State the number of lines that hold the string "name", with nothing added.

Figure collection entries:
★ ★ ★ ★ ★ ★ ★
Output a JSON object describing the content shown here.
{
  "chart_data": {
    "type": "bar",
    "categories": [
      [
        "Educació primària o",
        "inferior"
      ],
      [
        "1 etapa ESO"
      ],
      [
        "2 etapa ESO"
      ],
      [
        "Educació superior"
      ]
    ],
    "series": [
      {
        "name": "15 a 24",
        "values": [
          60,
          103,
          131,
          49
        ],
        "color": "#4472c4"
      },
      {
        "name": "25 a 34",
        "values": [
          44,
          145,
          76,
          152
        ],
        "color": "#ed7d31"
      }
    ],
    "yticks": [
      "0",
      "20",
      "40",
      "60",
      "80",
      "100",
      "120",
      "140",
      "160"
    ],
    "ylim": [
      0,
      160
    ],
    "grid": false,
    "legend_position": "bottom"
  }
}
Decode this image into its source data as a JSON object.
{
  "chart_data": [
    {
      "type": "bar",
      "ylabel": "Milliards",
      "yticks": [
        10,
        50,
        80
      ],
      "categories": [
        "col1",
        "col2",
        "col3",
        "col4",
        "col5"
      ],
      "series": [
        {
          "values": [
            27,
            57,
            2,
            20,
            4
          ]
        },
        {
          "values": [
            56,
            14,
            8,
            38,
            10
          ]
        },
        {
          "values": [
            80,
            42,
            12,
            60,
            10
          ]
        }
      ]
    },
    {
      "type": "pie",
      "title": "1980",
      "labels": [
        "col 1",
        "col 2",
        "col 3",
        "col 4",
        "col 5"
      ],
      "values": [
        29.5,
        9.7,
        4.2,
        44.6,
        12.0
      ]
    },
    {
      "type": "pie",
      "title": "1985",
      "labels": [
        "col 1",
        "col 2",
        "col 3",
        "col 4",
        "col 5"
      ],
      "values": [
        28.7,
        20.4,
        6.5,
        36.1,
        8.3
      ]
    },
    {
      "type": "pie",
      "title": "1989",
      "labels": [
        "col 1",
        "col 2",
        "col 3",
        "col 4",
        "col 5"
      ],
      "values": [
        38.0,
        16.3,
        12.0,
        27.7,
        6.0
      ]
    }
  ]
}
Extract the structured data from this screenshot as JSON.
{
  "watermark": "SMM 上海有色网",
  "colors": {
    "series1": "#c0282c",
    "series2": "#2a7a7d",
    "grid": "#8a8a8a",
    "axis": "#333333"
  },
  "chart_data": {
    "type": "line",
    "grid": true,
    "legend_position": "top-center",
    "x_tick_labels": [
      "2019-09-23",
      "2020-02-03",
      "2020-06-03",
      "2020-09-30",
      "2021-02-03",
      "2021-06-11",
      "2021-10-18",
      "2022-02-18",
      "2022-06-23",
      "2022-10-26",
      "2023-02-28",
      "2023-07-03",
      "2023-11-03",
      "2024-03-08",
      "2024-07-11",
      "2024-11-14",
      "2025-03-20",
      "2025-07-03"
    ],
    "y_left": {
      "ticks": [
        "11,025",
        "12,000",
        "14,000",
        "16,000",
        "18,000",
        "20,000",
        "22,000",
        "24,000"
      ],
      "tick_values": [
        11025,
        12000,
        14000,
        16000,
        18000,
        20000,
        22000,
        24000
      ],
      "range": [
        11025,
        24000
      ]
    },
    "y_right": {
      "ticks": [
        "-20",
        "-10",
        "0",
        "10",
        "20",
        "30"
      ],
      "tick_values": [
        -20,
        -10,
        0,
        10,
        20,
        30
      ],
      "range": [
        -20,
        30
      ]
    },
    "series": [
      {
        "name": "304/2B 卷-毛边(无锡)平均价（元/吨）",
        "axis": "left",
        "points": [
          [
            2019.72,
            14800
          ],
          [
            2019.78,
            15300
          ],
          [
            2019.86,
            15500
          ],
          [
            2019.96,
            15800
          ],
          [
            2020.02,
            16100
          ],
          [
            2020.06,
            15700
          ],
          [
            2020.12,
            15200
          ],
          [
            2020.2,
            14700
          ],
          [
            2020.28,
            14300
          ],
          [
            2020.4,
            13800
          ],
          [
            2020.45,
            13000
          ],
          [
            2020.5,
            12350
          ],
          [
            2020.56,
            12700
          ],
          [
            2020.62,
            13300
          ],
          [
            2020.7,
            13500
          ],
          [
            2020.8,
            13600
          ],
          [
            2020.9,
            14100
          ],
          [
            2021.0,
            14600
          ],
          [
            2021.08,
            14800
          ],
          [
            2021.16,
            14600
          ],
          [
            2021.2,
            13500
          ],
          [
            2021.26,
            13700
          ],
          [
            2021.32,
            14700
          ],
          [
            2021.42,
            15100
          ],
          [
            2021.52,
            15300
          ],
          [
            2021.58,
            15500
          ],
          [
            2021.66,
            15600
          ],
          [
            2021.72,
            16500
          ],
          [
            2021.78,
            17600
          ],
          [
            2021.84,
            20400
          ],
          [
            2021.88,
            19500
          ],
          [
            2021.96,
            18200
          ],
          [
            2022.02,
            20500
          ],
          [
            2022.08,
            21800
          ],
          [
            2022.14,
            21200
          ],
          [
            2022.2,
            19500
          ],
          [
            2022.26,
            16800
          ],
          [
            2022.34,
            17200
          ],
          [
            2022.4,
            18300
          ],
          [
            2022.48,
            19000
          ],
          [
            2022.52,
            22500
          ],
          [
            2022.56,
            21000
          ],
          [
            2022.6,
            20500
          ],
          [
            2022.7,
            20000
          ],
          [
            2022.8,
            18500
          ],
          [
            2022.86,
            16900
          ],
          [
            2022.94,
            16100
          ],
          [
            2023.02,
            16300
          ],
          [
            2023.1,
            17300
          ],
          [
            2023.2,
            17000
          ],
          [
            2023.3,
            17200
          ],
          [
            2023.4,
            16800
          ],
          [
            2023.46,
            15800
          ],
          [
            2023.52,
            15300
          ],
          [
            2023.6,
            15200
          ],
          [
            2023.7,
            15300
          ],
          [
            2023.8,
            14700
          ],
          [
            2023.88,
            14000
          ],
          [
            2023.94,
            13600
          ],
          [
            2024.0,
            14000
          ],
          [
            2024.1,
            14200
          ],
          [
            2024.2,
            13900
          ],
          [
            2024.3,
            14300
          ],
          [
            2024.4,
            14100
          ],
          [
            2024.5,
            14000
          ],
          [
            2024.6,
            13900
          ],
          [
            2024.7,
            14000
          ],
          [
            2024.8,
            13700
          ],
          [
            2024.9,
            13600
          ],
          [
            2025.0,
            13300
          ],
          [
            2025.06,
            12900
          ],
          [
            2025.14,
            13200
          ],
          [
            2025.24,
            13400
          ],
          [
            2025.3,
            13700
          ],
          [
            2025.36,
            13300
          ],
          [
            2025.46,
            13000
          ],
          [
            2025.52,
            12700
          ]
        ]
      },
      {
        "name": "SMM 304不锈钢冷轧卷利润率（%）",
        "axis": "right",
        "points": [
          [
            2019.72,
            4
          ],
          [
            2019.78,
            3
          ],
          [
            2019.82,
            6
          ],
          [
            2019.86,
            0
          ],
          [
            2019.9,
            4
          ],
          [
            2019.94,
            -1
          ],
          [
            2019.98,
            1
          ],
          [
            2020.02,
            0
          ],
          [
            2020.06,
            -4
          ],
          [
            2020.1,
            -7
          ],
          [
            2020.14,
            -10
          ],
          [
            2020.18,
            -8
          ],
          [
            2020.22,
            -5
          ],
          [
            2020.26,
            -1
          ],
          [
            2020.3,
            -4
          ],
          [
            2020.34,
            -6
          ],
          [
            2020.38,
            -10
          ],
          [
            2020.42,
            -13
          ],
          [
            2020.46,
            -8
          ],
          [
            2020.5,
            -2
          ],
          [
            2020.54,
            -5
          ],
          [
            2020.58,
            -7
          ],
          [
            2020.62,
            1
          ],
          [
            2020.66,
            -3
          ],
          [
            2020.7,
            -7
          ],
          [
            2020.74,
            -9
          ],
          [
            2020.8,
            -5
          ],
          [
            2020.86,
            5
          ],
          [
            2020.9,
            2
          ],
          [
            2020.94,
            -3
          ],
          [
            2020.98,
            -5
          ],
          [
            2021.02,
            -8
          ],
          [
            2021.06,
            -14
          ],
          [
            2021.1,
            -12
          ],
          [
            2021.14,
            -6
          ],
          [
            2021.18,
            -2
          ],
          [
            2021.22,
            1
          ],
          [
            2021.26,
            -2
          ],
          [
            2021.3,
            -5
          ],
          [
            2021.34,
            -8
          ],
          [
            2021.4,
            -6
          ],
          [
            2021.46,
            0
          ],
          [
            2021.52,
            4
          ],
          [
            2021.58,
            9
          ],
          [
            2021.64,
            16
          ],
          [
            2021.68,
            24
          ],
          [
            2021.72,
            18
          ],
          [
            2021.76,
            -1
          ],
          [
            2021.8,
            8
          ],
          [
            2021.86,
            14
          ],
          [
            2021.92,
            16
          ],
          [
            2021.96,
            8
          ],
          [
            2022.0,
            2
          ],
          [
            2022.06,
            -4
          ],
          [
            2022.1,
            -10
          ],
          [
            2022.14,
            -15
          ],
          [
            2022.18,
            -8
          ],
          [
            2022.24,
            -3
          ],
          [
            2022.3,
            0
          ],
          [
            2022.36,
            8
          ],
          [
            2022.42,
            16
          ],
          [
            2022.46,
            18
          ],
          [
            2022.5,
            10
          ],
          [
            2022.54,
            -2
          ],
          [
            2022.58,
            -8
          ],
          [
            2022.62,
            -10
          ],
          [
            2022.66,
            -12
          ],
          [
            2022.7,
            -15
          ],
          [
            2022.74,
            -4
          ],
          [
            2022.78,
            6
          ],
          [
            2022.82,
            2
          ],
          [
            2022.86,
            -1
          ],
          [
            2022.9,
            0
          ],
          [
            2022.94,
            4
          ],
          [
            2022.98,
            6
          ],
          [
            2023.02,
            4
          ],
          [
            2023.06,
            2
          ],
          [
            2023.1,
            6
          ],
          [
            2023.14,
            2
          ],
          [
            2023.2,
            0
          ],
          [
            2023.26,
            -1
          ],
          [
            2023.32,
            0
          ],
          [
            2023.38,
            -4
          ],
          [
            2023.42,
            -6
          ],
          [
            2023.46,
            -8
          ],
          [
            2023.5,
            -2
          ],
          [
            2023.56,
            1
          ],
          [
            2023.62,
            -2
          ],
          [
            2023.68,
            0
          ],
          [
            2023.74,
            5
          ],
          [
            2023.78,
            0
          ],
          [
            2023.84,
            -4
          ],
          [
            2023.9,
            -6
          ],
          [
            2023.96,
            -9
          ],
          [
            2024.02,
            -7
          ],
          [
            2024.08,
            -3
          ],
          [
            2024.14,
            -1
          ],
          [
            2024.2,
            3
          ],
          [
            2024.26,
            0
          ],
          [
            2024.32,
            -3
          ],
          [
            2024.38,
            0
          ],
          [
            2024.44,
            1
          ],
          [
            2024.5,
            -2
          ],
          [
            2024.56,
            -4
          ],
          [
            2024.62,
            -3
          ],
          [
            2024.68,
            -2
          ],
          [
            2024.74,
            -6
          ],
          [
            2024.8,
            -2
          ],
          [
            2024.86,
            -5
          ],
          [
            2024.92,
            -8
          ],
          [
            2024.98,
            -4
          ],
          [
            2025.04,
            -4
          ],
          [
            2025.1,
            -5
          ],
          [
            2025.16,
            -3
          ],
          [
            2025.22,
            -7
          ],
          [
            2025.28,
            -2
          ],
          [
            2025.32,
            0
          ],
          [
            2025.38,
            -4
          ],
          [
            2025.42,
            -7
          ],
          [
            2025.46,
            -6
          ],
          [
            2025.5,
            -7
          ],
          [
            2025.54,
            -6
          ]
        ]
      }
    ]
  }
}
★ ★ ★ ★ ★ ★ ★
Answer in full → 4